Items listed in a dataset:
========================================================================

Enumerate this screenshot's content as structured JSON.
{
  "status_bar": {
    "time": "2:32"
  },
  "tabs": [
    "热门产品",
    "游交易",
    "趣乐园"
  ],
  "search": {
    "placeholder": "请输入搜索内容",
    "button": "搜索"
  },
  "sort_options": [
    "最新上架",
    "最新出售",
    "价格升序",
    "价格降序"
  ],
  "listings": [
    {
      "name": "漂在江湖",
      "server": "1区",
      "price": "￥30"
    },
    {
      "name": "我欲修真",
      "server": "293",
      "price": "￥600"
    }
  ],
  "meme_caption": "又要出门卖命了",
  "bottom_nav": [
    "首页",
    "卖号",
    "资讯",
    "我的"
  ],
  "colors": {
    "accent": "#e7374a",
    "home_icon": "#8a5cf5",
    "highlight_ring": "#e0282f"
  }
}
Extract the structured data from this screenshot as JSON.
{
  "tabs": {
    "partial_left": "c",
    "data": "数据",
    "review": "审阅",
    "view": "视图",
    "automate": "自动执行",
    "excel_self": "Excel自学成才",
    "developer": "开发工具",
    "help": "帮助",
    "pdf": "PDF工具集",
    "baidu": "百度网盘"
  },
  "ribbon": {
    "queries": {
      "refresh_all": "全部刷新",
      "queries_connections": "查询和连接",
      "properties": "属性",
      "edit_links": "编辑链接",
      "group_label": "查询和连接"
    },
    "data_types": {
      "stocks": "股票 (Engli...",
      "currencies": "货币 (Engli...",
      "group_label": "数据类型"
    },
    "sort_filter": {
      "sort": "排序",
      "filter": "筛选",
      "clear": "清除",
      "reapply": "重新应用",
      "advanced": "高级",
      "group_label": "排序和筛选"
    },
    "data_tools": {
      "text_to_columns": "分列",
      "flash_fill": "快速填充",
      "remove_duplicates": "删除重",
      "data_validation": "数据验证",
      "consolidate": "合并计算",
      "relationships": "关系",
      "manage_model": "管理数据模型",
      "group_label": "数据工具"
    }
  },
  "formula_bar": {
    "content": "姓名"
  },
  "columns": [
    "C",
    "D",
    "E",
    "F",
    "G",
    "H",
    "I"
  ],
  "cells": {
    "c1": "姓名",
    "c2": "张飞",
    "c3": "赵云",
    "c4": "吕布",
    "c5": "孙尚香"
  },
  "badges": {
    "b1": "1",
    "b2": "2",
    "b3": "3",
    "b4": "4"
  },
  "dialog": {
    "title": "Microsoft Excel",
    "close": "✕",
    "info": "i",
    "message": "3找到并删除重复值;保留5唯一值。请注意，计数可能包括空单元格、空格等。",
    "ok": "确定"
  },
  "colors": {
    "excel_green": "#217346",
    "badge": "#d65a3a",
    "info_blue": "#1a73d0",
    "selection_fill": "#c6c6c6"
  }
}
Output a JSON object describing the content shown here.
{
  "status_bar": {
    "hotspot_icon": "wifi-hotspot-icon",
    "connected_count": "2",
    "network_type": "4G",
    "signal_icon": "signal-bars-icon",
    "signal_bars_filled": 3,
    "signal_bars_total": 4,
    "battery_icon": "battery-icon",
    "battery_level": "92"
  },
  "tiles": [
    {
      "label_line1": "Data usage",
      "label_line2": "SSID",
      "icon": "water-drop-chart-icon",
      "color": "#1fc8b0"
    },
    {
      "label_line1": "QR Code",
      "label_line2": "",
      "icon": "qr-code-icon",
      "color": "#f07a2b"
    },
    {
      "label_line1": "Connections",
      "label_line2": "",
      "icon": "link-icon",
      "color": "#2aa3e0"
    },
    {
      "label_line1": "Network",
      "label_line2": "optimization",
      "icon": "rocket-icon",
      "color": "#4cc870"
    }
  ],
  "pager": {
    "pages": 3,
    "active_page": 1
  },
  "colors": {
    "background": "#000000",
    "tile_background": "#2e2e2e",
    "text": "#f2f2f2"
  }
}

========================================================================

In the records, locate each line holding the string "this" and copy it.

• [Solved exercise]:
Enumerate this screenshot's content as structured JSON.
Extract the structured data from this screenshot as JSON.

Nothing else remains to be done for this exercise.